>> START EXTRACTED INFORMATION

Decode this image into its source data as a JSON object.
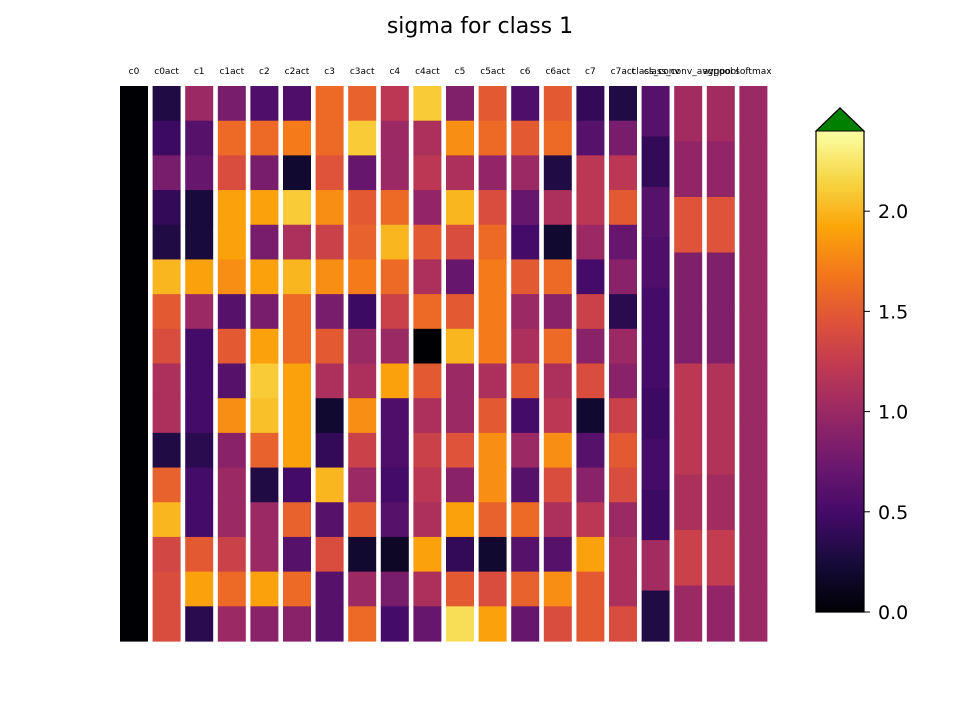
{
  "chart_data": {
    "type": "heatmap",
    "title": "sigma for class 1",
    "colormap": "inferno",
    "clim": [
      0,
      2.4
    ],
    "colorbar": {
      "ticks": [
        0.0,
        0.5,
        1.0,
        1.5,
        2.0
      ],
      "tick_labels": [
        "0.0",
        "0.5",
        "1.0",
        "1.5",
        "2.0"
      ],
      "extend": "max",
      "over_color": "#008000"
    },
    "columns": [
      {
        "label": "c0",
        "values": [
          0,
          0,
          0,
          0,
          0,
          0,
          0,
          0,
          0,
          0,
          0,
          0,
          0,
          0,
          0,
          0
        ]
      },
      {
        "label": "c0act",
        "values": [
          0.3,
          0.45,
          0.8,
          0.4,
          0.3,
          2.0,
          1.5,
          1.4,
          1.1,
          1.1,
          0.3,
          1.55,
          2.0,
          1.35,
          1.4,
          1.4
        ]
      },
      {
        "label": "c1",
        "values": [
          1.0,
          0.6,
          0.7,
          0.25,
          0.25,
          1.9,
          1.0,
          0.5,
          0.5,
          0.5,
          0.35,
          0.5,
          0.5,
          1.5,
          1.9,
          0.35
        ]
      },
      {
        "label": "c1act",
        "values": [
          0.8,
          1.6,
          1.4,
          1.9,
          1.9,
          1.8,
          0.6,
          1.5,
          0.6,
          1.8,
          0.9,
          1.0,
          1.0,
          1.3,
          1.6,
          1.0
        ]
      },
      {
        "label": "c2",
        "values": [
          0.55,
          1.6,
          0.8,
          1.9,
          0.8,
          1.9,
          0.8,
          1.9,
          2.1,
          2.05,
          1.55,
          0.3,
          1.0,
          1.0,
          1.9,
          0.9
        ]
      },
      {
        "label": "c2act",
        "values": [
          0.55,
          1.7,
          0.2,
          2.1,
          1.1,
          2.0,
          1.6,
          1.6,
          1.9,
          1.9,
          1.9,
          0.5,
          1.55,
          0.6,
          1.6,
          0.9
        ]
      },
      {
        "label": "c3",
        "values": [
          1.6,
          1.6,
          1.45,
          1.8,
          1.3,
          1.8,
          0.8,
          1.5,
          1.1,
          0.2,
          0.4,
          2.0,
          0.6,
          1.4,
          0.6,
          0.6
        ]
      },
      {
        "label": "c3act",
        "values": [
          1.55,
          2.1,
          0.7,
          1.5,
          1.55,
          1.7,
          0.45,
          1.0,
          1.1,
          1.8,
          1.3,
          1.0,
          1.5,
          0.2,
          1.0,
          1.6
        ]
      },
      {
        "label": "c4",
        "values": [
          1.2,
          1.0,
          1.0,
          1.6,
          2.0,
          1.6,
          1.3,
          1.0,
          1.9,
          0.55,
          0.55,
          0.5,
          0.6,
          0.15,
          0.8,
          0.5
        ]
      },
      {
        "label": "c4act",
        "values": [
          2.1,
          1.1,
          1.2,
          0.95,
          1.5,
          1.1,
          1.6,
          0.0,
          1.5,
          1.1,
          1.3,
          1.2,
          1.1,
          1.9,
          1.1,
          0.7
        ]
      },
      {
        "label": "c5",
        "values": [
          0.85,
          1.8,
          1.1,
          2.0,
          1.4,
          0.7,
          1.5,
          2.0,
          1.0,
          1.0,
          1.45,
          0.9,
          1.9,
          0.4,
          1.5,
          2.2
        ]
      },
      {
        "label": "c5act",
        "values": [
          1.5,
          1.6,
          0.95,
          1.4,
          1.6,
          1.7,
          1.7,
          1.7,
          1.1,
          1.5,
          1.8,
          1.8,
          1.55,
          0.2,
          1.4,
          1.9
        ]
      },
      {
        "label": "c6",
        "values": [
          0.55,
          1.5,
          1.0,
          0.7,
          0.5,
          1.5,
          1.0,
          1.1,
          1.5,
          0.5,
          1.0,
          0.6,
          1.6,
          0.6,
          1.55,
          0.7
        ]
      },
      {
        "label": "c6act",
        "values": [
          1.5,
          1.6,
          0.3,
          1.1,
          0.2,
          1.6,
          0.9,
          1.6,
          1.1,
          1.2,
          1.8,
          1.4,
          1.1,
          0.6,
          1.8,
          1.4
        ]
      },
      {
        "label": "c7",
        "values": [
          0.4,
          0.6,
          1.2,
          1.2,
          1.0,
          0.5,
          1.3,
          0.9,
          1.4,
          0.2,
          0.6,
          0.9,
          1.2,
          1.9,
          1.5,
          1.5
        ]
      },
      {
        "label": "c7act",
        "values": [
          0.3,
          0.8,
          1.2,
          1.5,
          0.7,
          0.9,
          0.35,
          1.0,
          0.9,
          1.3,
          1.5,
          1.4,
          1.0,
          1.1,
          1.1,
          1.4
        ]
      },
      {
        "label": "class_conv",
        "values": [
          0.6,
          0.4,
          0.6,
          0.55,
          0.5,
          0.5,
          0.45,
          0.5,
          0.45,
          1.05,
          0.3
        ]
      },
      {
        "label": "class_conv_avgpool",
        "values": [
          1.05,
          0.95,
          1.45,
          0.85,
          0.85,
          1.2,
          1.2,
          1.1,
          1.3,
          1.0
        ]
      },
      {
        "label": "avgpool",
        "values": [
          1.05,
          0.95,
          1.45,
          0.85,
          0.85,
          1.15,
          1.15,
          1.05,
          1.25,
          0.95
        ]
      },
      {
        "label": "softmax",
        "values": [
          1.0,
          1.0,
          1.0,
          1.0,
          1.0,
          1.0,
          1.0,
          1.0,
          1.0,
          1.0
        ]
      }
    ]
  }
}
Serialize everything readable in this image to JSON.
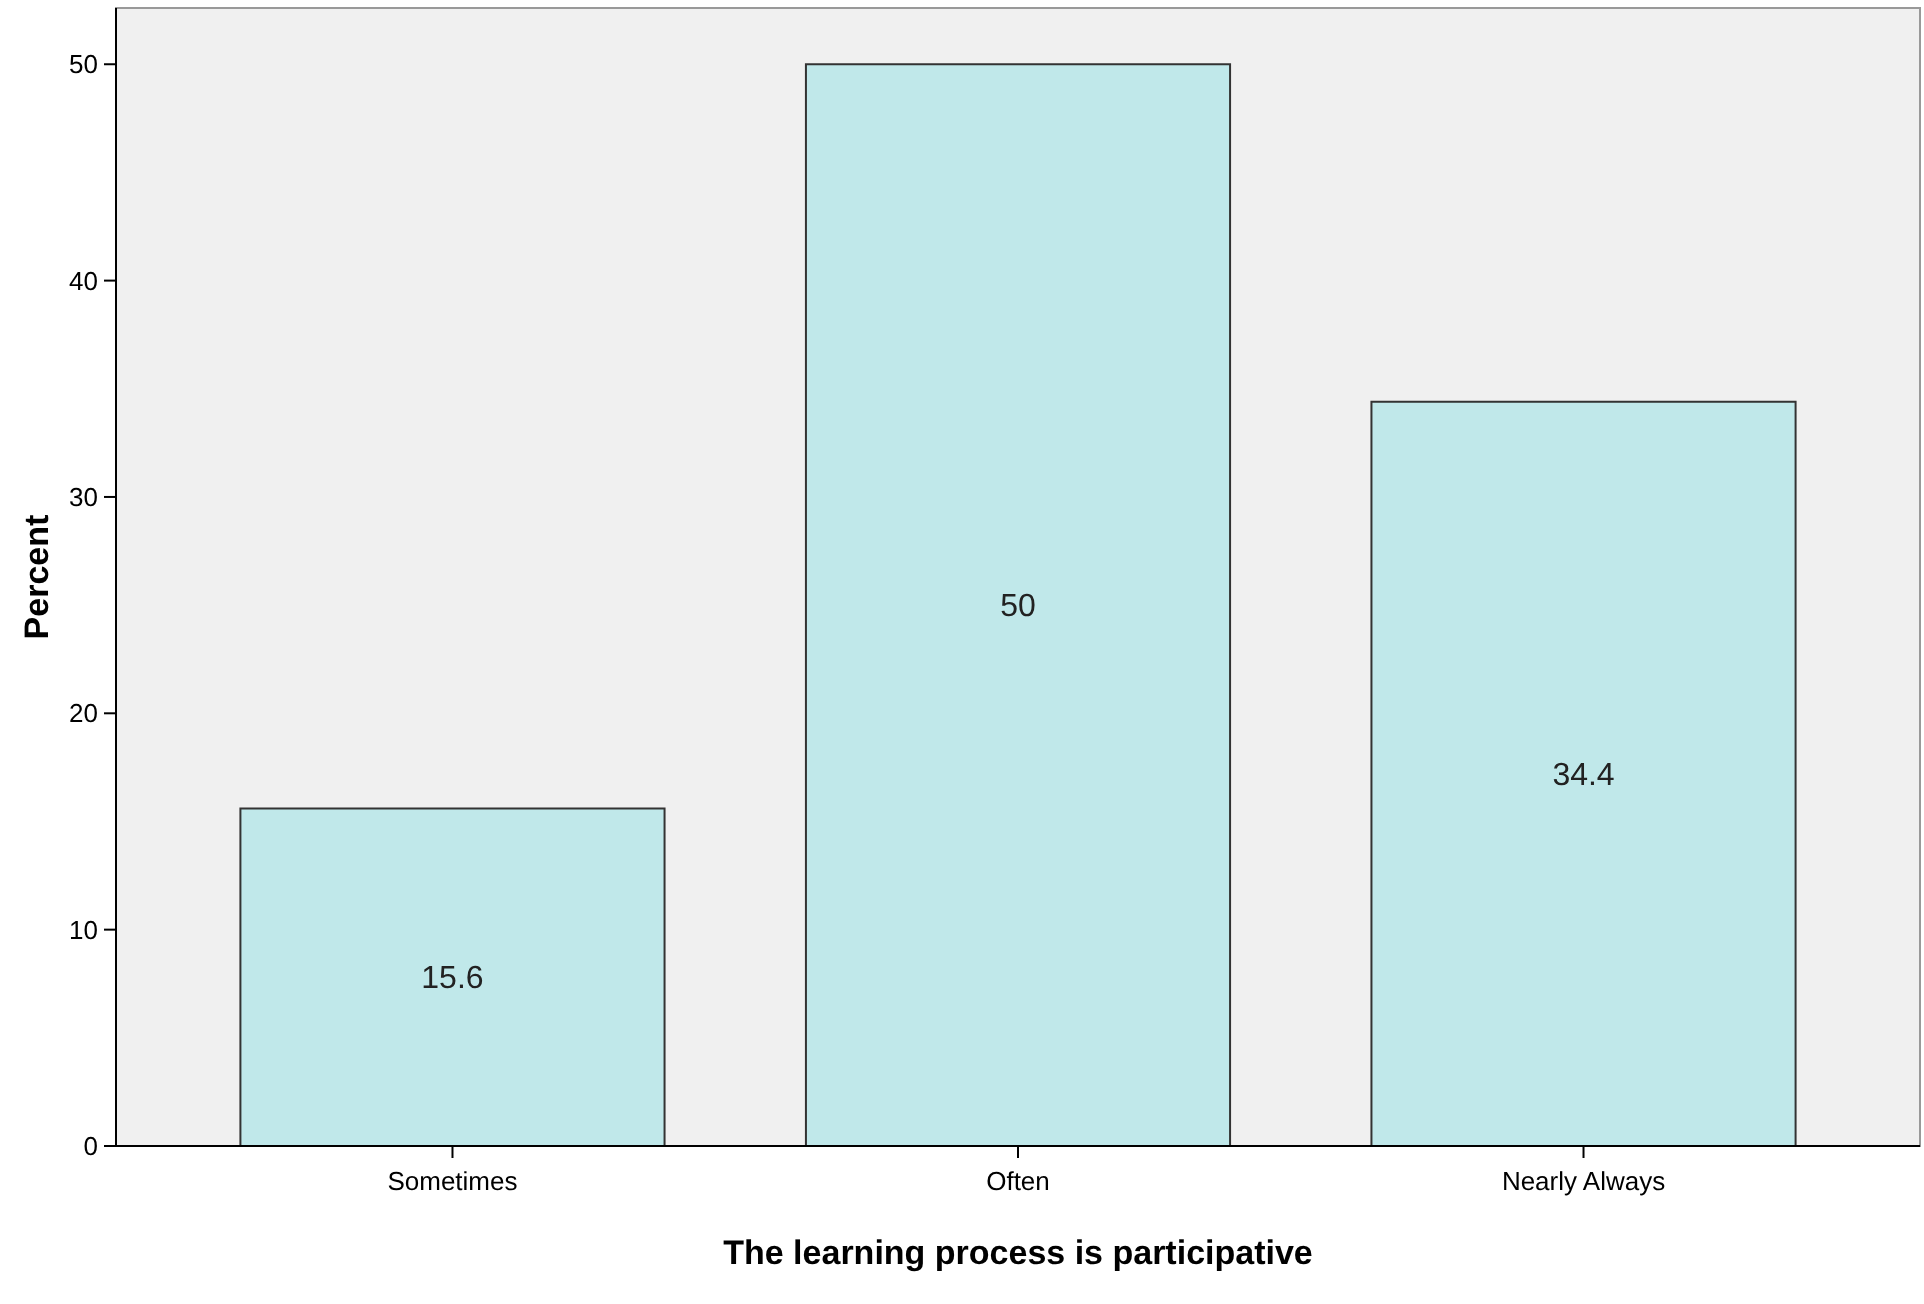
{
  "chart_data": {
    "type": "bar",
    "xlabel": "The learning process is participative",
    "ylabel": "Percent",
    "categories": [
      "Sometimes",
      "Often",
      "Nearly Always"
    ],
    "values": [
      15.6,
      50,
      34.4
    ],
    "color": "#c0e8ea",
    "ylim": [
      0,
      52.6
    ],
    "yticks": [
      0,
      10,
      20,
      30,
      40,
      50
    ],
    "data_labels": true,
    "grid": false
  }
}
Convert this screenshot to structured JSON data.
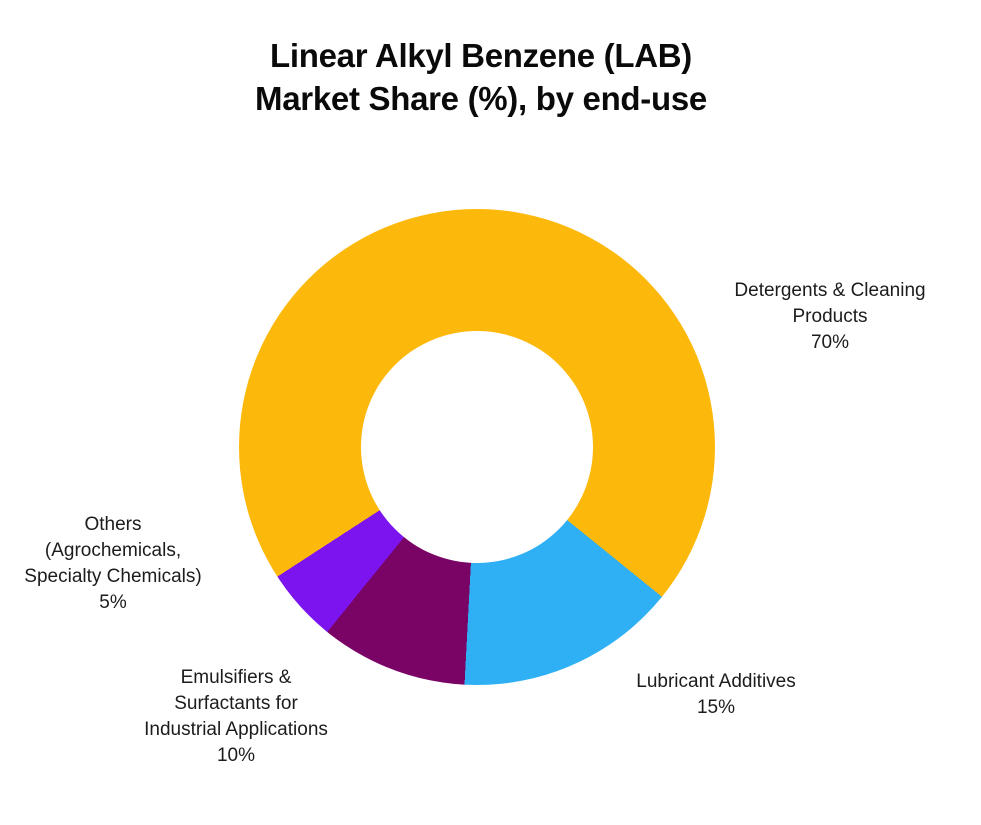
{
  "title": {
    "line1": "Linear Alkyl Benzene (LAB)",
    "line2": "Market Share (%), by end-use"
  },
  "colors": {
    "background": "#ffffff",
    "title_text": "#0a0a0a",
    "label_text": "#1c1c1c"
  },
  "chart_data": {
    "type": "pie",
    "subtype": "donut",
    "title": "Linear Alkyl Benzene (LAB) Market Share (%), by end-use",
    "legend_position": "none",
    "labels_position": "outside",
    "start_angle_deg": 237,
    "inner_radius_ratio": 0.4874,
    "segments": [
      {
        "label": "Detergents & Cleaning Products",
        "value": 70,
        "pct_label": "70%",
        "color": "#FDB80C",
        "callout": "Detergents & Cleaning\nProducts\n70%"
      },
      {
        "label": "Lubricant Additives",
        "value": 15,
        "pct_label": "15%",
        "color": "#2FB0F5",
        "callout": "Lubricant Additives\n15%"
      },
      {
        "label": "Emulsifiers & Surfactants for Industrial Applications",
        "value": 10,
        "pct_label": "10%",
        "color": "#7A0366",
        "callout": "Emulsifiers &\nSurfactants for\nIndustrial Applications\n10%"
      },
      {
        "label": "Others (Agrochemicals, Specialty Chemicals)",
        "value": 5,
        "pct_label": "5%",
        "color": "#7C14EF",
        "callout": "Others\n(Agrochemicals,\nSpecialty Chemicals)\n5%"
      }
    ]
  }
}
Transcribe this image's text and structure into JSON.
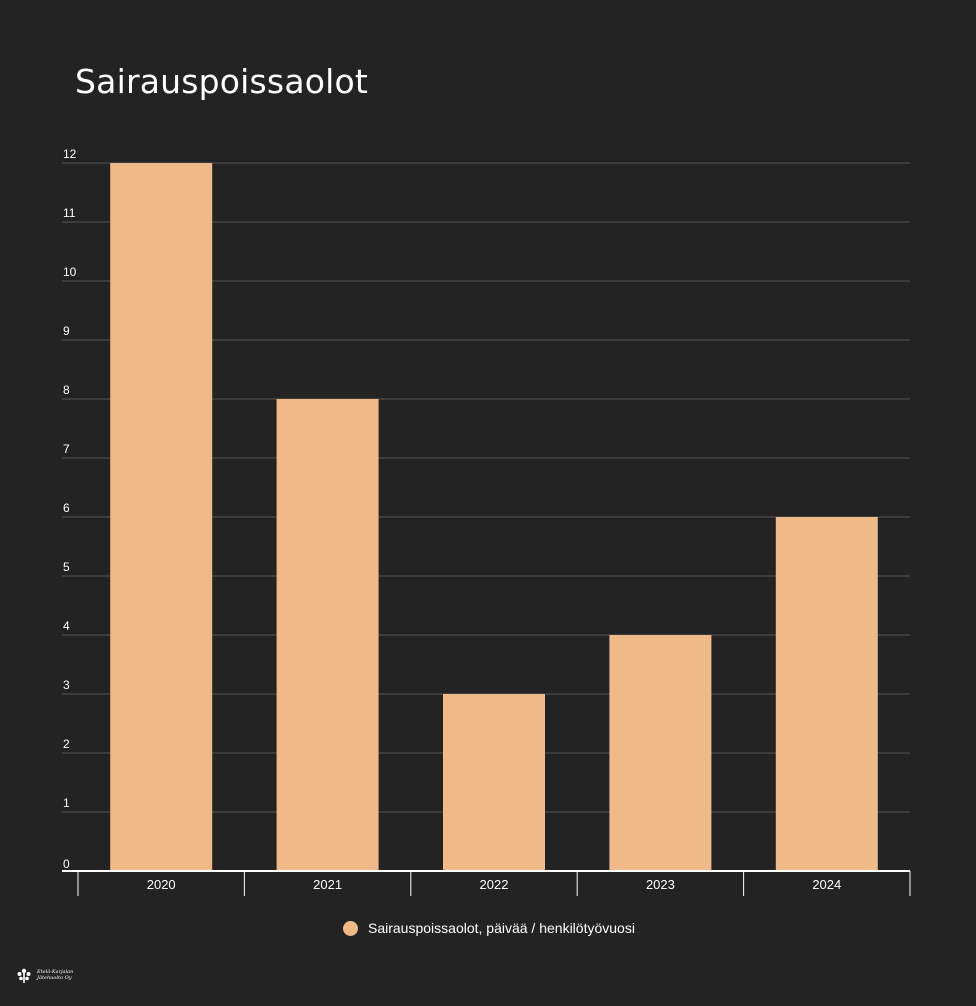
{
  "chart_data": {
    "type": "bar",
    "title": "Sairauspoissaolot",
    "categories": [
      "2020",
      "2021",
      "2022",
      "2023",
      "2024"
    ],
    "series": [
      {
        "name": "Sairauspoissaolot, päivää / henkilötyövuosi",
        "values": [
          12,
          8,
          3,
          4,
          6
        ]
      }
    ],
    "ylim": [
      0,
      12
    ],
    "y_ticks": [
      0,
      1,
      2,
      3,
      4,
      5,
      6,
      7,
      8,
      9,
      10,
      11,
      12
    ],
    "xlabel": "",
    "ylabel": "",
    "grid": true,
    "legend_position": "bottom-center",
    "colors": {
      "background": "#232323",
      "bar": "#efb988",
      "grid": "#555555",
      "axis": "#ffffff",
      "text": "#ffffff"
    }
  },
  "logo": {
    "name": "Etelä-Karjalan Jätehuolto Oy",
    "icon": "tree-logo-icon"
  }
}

>> END EXTRACTED INFORMATION

Of the lines above, how many contain the string "ffffff"? Only the number is required.

# [CORRECT RESPONSE]
3